The records -
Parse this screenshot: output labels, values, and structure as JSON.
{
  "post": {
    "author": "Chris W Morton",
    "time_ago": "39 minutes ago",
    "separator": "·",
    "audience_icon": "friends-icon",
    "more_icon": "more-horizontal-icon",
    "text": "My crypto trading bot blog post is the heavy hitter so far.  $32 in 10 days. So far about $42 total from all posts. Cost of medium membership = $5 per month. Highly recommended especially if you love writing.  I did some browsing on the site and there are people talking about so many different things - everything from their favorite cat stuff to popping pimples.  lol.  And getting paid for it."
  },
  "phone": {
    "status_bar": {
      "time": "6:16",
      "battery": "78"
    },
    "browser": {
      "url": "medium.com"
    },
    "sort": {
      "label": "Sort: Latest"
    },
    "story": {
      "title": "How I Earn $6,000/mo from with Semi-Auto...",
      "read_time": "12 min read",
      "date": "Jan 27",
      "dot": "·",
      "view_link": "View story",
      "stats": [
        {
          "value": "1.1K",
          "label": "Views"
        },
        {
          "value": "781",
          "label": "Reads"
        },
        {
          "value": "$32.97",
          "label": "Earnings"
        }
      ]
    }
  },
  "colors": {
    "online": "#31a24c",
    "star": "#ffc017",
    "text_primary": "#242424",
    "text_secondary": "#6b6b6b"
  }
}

Instruction -
Your task is to return the full listing exactly as it was given.

Reply -
Parse this screenshot: output labels, values, and structure as JSON.
{
  "post": {
    "author": "Chris W Morton",
    "time_ago": "39 minutes ago",
    "separator": "·",
    "audience_icon": "friends-icon",
    "more_icon": "more-horizontal-icon",
    "text": "My crypto trading bot blog post is the heavy hitter so far.  $32 in 10 days. So far about $42 total from all posts. Cost of medium membership = $5 per month. Highly recommended especially if you love writing.  I did some browsing on the site and there are people talking about so many different things - everything from their favorite cat stuff to popping pimples.  lol.  And getting paid for it."
  },
  "phone": {
    "status_bar": {
      "time": "6:16",
      "battery": "78"
    },
    "browser": {
      "url": "medium.com"
    },
    "sort": {
      "label": "Sort: Latest"
    },
    "story": {
      "title": "How I Earn $6,000/mo from with Semi-Auto...",
      "read_time": "12 min read",
      "date": "Jan 27",
      "dot": "·",
      "view_link": "View story",
      "stats": [
        {
          "value": "1.1K",
          "label": "Views"
        },
        {
          "value": "781",
          "label": "Reads"
        },
        {
          "value": "$32.97",
          "label": "Earnings"
        }
      ]
    }
  },
  "colors": {
    "online": "#31a24c",
    "star": "#ffc017",
    "text_primary": "#242424",
    "text_secondary": "#6b6b6b"
  }
}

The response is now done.